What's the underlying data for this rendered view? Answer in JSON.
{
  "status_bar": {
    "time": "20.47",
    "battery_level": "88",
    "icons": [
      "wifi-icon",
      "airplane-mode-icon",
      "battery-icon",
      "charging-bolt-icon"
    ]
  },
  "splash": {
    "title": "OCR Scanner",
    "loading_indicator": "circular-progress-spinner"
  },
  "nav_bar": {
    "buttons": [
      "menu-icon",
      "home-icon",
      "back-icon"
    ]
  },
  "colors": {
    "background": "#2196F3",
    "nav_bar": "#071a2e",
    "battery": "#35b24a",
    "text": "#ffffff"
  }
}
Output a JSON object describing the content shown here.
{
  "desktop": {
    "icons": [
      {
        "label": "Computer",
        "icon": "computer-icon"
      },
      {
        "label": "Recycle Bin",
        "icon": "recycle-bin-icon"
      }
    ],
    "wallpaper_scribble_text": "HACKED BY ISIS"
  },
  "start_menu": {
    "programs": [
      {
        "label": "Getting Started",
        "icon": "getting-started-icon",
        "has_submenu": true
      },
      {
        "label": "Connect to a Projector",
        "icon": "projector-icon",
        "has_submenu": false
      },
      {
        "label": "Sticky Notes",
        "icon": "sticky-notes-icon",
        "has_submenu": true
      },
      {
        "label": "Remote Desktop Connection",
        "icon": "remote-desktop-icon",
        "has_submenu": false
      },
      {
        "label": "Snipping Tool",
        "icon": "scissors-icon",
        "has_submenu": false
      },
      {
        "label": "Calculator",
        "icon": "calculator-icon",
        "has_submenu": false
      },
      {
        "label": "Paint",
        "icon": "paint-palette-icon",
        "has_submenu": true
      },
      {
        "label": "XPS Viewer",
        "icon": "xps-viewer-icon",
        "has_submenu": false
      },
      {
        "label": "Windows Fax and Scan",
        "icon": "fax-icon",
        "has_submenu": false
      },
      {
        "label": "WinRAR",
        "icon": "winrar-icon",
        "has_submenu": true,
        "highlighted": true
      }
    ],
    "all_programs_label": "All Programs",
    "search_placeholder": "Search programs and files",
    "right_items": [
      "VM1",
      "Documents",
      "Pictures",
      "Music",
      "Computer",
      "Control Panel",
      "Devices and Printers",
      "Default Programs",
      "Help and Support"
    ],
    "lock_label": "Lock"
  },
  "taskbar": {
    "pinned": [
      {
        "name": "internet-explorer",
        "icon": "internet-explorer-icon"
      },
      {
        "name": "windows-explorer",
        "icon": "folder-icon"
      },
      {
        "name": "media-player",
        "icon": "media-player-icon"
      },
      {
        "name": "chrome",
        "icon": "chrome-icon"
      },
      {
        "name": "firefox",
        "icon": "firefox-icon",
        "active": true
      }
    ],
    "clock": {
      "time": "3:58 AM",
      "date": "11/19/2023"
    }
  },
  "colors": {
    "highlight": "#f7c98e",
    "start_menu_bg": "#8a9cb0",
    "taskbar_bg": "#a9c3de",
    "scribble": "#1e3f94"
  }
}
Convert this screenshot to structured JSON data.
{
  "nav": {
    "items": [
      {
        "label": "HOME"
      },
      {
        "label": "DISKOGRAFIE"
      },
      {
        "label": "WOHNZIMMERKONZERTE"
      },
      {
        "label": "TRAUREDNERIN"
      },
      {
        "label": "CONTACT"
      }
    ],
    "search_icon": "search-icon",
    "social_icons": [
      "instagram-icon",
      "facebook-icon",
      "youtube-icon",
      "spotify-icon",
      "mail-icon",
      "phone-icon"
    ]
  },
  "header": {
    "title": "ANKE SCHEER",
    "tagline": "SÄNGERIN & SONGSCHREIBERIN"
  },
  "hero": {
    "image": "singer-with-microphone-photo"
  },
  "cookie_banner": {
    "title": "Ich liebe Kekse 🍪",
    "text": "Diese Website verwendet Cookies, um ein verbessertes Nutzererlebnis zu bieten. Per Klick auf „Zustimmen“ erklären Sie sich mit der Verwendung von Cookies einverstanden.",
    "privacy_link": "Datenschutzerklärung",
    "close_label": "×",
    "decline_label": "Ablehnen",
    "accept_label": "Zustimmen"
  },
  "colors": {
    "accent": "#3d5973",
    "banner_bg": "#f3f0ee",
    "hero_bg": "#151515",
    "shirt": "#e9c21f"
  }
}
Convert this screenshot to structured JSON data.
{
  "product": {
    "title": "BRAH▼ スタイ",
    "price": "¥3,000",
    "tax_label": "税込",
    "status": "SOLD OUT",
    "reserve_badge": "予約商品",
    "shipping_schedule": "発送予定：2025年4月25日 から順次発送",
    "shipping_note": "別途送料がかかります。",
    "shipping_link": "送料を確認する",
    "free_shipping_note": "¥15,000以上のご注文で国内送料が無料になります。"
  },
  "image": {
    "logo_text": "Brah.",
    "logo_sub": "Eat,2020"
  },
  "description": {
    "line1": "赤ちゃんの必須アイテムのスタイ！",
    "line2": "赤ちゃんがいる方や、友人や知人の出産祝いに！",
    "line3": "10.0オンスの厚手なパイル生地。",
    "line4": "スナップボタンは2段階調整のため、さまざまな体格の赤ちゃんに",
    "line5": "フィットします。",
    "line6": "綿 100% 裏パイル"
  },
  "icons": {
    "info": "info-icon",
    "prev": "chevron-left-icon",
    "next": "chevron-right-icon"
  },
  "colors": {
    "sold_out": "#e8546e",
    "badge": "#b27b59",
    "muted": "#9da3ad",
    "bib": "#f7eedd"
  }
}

_ _ _ _ _

* Directions:
Set every line of the listing down word for word.

* Task response:
What's the underlying data for this rendered view? Answer in JSON.
{
  "status_bar": {
    "time": "20.47",
    "battery_level": "88",
    "icons": [
      "wifi-icon",
      "airplane-mode-icon",
      "battery-icon",
      "charging-bolt-icon"
    ]
  },
  "splash": {
    "title": "OCR Scanner",
    "loading_indicator": "circular-progress-spinner"
  },
  "nav_bar": {
    "buttons": [
      "menu-icon",
      "home-icon",
      "back-icon"
    ]
  },
  "colors": {
    "background": "#2196F3",
    "nav_bar": "#071a2e",
    "battery": "#35b24a",
    "text": "#ffffff"
  }
}
Output a JSON object describing the content shown here.
{
  "desktop": {
    "icons": [
      {
        "label": "Computer",
        "icon": "computer-icon"
      },
      {
        "label": "Recycle Bin",
        "icon": "recycle-bin-icon"
      }
    ],
    "wallpaper_scribble_text": "HACKED BY ISIS"
  },
  "start_menu": {
    "programs": [
      {
        "label": "Getting Started",
        "icon": "getting-started-icon",
        "has_submenu": true
      },
      {
        "label": "Connect to a Projector",
        "icon": "projector-icon",
        "has_submenu": false
      },
      {
        "label": "Sticky Notes",
        "icon": "sticky-notes-icon",
        "has_submenu": true
      },
      {
        "label": "Remote Desktop Connection",
        "icon": "remote-desktop-icon",
        "has_submenu": false
      },
      {
        "label": "Snipping Tool",
        "icon": "scissors-icon",
        "has_submenu": false
      },
      {
        "label": "Calculator",
        "icon": "calculator-icon",
        "has_submenu": false
      },
      {
        "label": "Paint",
        "icon": "paint-palette-icon",
        "has_submenu": true
      },
      {
        "label": "XPS Viewer",
        "icon": "xps-viewer-icon",
        "has_submenu": false
      },
      {
        "label": "Windows Fax and Scan",
        "icon": "fax-icon",
        "has_submenu": false
      },
      {
        "label": "WinRAR",
        "icon": "winrar-icon",
        "has_submenu": true,
        "highlighted": true
      }
    ],
    "all_programs_label": "All Programs",
    "search_placeholder": "Search programs and files",
    "right_items": [
      "VM1",
      "Documents",
      "Pictures",
      "Music",
      "Computer",
      "Control Panel",
      "Devices and Printers",
      "Default Programs",
      "Help and Support"
    ],
    "lock_label": "Lock"
  },
  "taskbar": {
    "pinned": [
      {
        "name": "internet-explorer",
        "icon": "internet-explorer-icon"
      },
      {
        "name": "windows-explorer",
        "icon": "folder-icon"
      },
      {
        "name": "media-player",
        "icon": "media-player-icon"
      },
      {
        "name": "chrome",
        "icon": "chrome-icon"
      },
      {
        "name": "firefox",
        "icon": "firefox-icon",
        "active": true
      }
    ],
    "clock": {
      "time": "3:58 AM",
      "date": "11/19/2023"
    }
  },
  "colors": {
    "highlight": "#f7c98e",
    "start_menu_bg": "#8a9cb0",
    "taskbar_bg": "#a9c3de",
    "scribble": "#1e3f94"
  }
}
Convert this screenshot to structured JSON data.
{
  "nav": {
    "items": [
      {
        "label": "HOME"
      },
      {
        "label": "DISKOGRAFIE"
      },
      {
        "label": "WOHNZIMMERKONZERTE"
      },
      {
        "label": "TRAUREDNERIN"
      },
      {
        "label": "CONTACT"
      }
    ],
    "search_icon": "search-icon",
    "social_icons": [
      "instagram-icon",
      "facebook-icon",
      "youtube-icon",
      "spotify-icon",
      "mail-icon",
      "phone-icon"
    ]
  },
  "header": {
    "title": "ANKE SCHEER",
    "tagline": "SÄNGERIN & SONGSCHREIBERIN"
  },
  "hero": {
    "image": "singer-with-microphone-photo"
  },
  "cookie_banner": {
    "title": "Ich liebe Kekse 🍪",
    "text": "Diese Website verwendet Cookies, um ein verbessertes Nutzererlebnis zu bieten. Per Klick auf „Zustimmen“ erklären Sie sich mit der Verwendung von Cookies einverstanden.",
    "privacy_link": "Datenschutzerklärung",
    "close_label": "×",
    "decline_label": "Ablehnen",
    "accept_label": "Zustimmen"
  },
  "colors": {
    "accent": "#3d5973",
    "banner_bg": "#f3f0ee",
    "hero_bg": "#151515",
    "shirt": "#e9c21f"
  }
}
Convert this screenshot to structured JSON data.
{
  "product": {
    "title": "BRAH▼ スタイ",
    "price": "¥3,000",
    "tax_label": "税込",
    "status": "SOLD OUT",
    "reserve_badge": "予約商品",
    "shipping_schedule": "発送予定：2025年4月25日 から順次発送",
    "shipping_note": "別途送料がかかります。",
    "shipping_link": "送料を確認する",
    "free_shipping_note": "¥15,000以上のご注文で国内送料が無料になります。"
  },
  "image": {
    "logo_text": "Brah.",
    "logo_sub": "Eat,2020"
  },
  "description": {
    "line1": "赤ちゃんの必須アイテムのスタイ！",
    "line2": "赤ちゃんがいる方や、友人や知人の出産祝いに！",
    "line3": "10.0オンスの厚手なパイル生地。",
    "line4": "スナップボタンは2段階調整のため、さまざまな体格の赤ちゃんに",
    "line5": "フィットします。",
    "line6": "綿 100% 裏パイル"
  },
  "icons": {
    "info": "info-icon",
    "prev": "chevron-left-icon",
    "next": "chevron-right-icon"
  },
  "colors": {
    "sold_out": "#e8546e",
    "badge": "#b27b59",
    "muted": "#9da3ad",
    "bib": "#f7eedd"
  }
}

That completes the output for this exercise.